• Material for this task
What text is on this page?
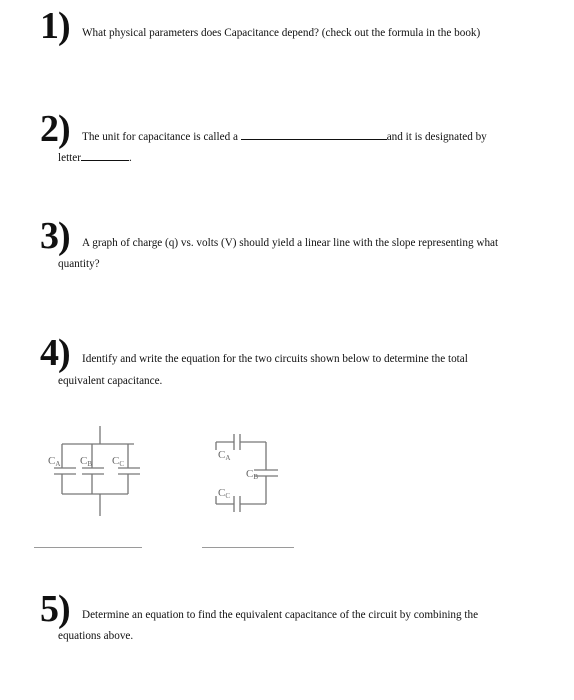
1) What physical parameters does Capacitance depend? (check out the formula in the book)
2) The unit for capacitance is called a	and it is designated by
letter	.
3) A graph of charge (q) vs. volts (V) should yield a linear line with the slope representing what
quantity?
4) Identify and write the equation for the two circuits shown below to determine the total
equivalent capacitance.
CA CB CC
CA
CB
CC
5) Determine an equation to find the equivalent capacitance of the circuit by combining the
equations above.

• Required task
List each line holding the string "equivalent".

• Reply to the exercise
equivalent capacitance.
5) Determine an equation to find the equivalent capacitance of the circuit by combining the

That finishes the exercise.